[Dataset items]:

□ □ □ □ □

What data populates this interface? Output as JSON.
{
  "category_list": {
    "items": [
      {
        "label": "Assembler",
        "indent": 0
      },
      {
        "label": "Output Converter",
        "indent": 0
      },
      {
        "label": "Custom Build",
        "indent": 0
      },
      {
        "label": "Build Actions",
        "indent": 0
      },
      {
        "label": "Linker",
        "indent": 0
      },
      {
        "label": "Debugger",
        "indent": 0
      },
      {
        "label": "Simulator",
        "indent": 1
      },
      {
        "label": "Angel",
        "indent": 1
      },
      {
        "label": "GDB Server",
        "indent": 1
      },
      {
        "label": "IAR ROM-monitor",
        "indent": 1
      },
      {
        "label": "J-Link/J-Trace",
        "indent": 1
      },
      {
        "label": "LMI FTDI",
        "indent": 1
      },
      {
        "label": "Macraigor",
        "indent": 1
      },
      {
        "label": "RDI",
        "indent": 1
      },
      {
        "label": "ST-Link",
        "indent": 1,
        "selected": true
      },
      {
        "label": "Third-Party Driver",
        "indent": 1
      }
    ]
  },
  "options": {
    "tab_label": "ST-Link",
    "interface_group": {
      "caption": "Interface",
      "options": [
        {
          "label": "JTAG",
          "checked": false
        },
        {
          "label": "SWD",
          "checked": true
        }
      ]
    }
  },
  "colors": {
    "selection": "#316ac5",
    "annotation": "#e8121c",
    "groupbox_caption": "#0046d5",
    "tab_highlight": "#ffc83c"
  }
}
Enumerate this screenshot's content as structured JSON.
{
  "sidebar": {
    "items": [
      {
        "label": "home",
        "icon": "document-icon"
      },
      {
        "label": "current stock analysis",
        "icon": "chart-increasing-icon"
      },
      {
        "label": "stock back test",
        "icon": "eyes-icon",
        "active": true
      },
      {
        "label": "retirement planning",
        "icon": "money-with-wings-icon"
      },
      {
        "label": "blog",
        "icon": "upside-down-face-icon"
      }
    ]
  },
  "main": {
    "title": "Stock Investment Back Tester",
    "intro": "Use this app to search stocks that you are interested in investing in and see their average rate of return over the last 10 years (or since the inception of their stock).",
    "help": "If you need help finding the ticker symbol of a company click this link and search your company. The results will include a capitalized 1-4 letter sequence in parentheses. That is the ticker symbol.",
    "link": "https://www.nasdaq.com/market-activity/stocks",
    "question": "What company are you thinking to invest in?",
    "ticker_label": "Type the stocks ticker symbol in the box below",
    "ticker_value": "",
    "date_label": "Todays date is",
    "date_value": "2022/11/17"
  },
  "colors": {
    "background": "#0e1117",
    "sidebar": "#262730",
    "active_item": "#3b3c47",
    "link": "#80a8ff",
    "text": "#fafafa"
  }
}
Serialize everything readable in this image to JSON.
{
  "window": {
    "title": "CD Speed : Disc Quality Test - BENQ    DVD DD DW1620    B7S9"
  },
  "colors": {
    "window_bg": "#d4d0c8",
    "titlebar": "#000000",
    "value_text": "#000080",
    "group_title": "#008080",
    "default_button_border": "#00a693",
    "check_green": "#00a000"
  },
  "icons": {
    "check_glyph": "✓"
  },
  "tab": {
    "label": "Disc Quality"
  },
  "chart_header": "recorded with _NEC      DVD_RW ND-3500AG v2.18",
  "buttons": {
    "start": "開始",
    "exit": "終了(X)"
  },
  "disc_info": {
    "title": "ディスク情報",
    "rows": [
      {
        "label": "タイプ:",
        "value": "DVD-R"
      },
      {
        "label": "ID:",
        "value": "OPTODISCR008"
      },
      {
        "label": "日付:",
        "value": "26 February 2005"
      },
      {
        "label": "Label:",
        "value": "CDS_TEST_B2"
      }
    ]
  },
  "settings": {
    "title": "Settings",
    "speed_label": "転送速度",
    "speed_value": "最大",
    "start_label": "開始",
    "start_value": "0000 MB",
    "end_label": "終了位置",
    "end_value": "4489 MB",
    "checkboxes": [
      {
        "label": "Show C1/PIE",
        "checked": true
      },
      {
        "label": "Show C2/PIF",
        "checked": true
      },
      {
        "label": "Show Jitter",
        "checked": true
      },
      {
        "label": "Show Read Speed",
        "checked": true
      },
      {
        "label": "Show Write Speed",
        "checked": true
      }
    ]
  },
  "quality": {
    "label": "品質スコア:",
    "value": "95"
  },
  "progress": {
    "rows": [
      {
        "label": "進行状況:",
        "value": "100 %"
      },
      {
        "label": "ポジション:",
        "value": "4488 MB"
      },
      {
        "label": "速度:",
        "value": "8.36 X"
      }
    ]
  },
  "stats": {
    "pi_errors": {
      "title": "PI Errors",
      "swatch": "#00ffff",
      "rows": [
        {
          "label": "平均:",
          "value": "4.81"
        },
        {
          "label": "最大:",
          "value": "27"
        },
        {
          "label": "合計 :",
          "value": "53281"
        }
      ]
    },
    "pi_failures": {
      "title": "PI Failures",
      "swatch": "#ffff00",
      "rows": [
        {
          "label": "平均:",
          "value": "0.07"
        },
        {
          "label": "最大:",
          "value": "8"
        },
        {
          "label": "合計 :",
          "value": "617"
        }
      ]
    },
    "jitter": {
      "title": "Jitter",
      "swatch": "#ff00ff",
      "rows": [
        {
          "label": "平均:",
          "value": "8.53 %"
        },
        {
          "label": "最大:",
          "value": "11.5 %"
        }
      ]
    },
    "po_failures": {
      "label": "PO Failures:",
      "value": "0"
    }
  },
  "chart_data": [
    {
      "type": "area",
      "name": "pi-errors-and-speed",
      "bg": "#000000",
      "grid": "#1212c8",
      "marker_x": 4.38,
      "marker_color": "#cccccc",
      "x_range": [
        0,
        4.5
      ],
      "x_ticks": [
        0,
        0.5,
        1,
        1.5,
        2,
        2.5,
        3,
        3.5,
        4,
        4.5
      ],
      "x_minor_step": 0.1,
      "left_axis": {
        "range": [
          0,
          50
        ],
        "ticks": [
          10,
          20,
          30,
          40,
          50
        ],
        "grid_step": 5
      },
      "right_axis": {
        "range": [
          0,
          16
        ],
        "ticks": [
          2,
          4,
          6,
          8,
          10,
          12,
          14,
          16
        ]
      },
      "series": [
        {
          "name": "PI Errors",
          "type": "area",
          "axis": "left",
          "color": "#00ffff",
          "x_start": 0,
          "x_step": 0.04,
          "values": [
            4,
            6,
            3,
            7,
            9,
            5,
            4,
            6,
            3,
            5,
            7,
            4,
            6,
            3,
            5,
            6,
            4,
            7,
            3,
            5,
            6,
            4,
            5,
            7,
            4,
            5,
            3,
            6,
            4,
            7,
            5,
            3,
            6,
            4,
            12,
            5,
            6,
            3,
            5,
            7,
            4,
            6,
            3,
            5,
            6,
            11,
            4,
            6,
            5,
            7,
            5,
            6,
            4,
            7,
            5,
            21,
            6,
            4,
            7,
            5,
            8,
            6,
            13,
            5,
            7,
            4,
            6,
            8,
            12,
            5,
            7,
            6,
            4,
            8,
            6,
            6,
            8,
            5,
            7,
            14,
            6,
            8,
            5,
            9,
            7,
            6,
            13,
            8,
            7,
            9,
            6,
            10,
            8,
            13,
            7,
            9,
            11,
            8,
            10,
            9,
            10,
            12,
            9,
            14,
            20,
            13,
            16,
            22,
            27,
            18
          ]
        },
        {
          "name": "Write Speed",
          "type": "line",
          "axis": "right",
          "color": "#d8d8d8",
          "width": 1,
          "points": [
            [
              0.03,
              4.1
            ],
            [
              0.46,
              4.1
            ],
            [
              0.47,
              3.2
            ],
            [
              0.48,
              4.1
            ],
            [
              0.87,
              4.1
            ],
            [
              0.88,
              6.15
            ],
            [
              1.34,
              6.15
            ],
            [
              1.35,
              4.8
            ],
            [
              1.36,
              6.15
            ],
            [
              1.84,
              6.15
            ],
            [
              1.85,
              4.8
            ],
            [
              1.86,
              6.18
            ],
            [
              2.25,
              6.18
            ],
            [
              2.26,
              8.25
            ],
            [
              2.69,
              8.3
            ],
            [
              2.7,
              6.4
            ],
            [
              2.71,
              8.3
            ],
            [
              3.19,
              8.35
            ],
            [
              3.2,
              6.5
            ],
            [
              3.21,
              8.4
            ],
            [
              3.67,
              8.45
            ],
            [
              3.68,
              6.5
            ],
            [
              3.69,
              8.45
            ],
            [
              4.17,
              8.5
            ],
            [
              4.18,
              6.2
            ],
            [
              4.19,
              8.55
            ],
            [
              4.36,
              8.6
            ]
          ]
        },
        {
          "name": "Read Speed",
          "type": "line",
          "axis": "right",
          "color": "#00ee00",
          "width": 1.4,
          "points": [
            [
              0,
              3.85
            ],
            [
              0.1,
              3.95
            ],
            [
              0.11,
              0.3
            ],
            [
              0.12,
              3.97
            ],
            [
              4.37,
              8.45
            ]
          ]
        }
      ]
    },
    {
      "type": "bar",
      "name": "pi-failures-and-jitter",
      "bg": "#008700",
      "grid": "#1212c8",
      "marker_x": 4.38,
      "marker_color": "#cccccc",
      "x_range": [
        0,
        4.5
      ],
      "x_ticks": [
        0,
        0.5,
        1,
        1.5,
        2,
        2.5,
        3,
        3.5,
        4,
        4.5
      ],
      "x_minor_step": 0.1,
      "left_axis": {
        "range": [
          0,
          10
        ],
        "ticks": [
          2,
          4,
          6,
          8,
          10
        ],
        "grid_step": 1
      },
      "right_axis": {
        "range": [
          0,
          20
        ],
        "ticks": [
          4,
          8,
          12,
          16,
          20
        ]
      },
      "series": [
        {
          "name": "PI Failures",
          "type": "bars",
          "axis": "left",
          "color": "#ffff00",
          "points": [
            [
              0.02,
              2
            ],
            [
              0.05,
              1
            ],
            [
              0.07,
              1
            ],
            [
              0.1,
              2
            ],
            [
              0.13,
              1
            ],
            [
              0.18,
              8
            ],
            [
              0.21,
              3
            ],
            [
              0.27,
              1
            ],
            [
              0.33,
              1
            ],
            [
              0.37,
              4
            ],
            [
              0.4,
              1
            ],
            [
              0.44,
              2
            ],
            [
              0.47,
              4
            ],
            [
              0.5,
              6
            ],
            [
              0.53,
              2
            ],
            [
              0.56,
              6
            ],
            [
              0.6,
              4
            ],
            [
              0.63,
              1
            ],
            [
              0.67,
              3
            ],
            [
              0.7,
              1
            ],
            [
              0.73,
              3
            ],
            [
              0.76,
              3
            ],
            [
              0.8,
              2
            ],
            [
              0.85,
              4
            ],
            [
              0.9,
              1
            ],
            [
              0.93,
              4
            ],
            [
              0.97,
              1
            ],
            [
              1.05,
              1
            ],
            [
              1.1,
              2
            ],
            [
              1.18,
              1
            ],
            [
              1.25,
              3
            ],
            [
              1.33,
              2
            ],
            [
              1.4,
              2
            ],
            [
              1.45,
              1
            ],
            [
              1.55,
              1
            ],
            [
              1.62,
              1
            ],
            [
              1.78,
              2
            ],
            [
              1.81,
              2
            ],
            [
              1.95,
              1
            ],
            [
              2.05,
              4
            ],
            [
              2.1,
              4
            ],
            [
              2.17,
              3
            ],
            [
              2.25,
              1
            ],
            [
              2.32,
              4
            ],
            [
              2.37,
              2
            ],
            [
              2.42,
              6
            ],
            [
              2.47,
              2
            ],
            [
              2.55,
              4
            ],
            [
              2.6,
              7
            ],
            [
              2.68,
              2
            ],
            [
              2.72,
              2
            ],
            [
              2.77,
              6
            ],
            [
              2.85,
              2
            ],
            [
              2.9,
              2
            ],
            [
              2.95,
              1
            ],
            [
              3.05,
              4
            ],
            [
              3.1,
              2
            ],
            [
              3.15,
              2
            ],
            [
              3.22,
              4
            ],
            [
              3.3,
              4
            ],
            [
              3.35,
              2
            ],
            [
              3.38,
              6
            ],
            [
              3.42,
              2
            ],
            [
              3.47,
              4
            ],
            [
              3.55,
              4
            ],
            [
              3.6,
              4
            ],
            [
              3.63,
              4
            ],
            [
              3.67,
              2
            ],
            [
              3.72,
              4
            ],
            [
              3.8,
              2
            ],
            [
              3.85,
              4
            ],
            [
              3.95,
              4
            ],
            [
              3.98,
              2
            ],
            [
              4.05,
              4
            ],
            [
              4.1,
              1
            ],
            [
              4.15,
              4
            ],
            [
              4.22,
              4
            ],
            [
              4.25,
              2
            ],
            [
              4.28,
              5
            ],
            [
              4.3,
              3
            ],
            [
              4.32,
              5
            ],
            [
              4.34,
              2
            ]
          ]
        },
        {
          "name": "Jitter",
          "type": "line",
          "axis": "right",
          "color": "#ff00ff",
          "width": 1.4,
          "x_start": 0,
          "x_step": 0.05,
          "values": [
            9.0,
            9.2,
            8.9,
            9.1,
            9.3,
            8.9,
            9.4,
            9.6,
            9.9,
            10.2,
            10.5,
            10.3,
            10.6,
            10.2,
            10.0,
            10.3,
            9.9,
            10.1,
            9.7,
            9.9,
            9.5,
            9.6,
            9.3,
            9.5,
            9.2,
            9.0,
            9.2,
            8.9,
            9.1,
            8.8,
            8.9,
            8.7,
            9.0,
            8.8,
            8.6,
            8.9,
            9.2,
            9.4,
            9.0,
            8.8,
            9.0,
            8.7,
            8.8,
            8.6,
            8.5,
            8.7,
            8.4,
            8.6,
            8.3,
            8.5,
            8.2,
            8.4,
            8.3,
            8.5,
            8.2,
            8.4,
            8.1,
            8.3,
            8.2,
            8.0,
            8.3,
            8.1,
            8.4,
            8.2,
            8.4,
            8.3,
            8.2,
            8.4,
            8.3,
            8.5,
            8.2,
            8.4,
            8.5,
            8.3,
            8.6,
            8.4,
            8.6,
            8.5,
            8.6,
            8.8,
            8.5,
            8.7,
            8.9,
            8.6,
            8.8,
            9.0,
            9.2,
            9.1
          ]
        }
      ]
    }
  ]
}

□ □ □ □ □

[Task requirements]: Every line in the data above that contains "search" needs to be copied.

[Problem solution]:
    "intro": "Use this app to search stocks that you are interested in investing in and see their average rate of return over the last 10 years (or since the inception of their stock).",
    "help": "If you need help finding the ticker symbol of a company click this link and search your company. The results will include a capitalized 1-4 letter sequence in parentheses. That is the ticker symbol.",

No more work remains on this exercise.